═════ Record excerpts ═════

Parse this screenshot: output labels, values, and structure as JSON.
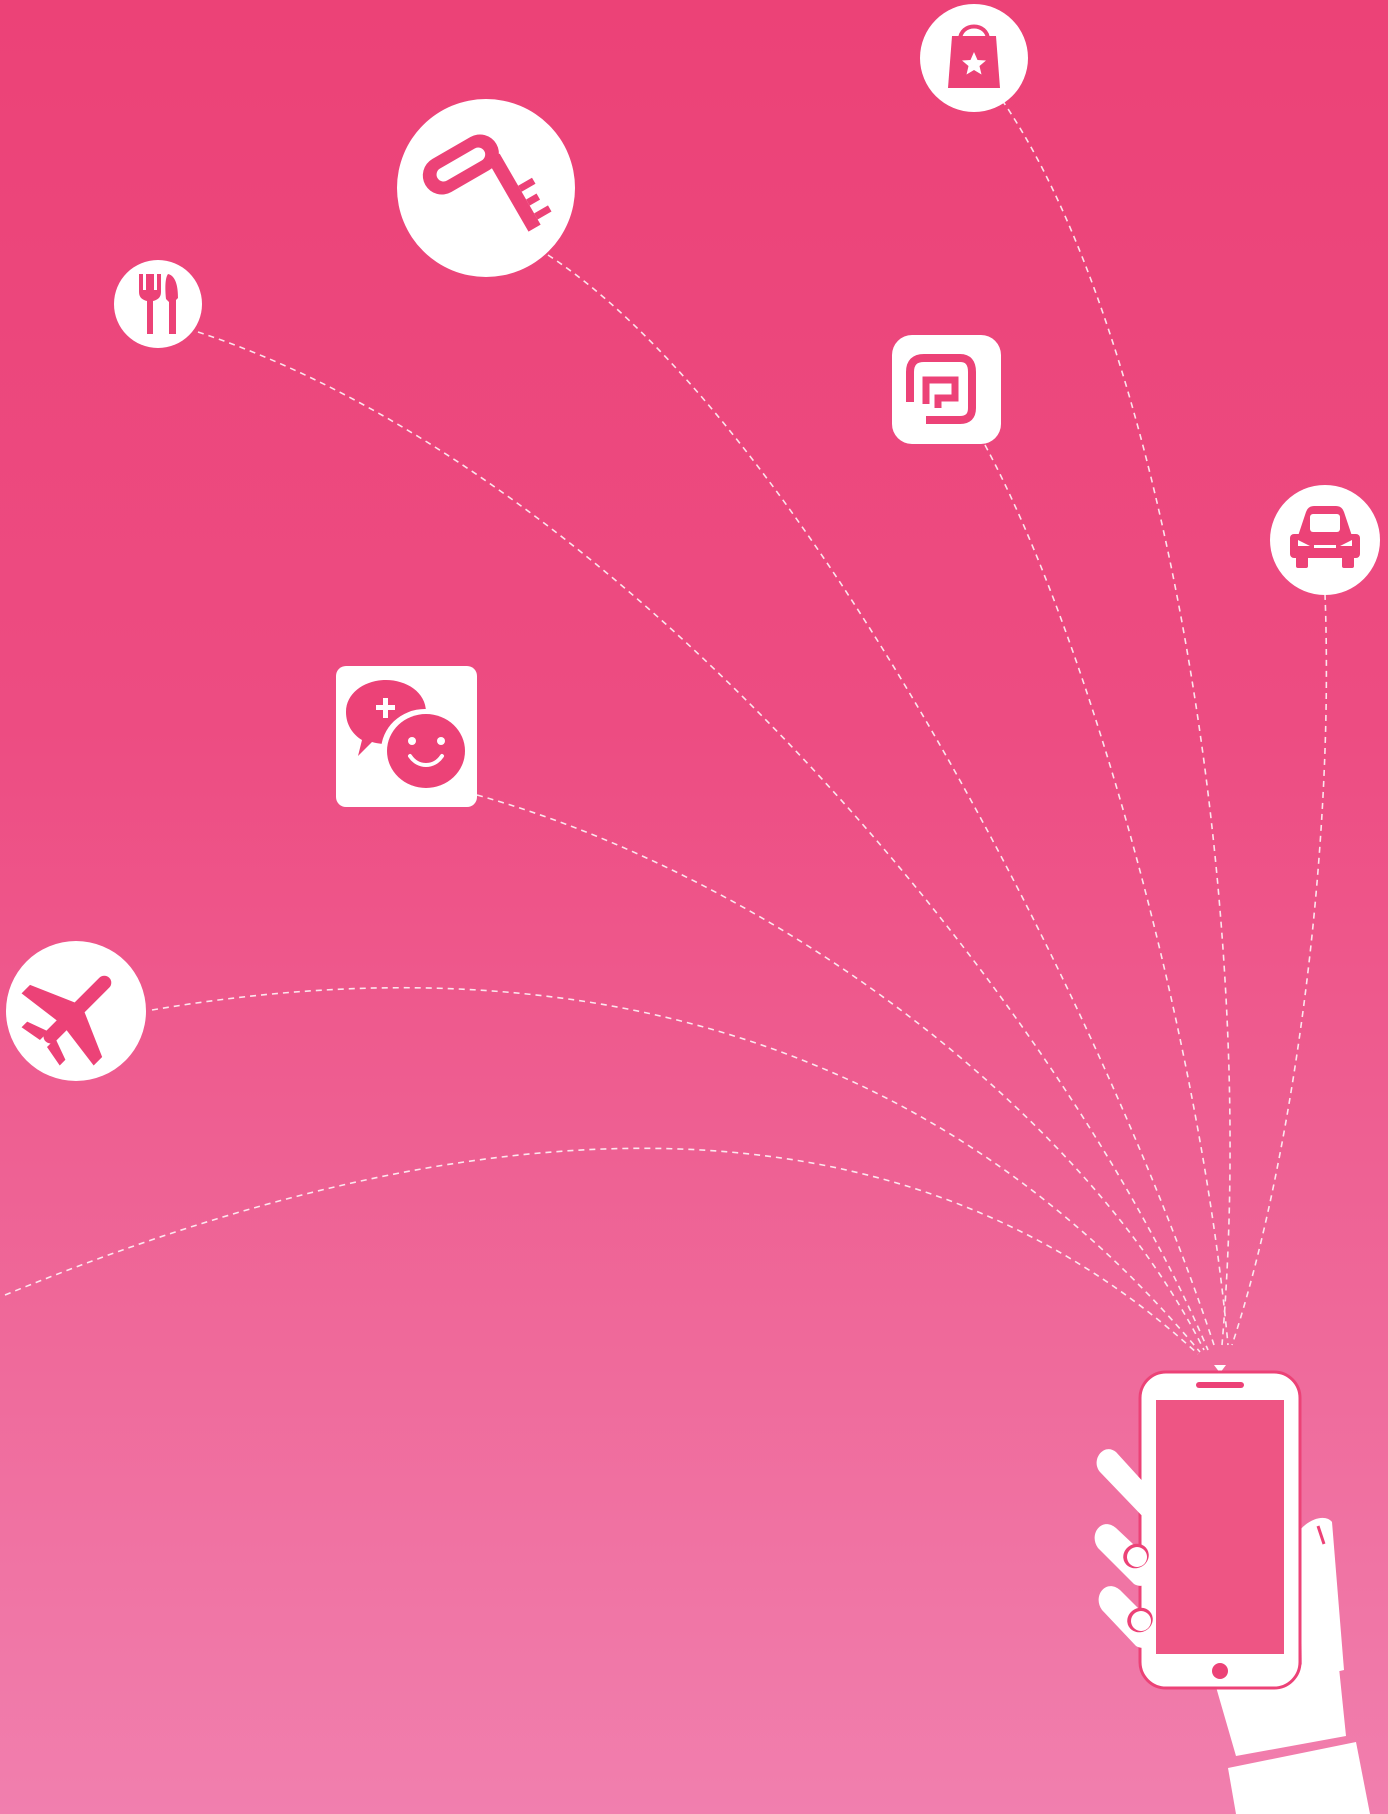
{
  "colors": {
    "background_top": "#EC4277",
    "background_bottom": "#F17FAE",
    "icon_fill": "#FFFFFF",
    "icon_glyph": "#EC4277"
  },
  "icons": [
    {
      "name": "shopping-bag-icon",
      "shape": "circle"
    },
    {
      "name": "key-icon",
      "shape": "circle"
    },
    {
      "name": "restaurant-fork-knife-icon",
      "shape": "circle"
    },
    {
      "name": "app-logo-icon",
      "shape": "rounded-square"
    },
    {
      "name": "taxi-car-icon",
      "shape": "circle"
    },
    {
      "name": "chat-smile-icon",
      "shape": "rounded-square"
    },
    {
      "name": "airplane-icon",
      "shape": "circle"
    },
    {
      "name": "hand-holding-phone-icon",
      "shape": "illustration"
    }
  ]
}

═════

• _Goal of the exercise_: In the material above, tally every line with the string "name" in it, then give that number alone.

• _Result_: 8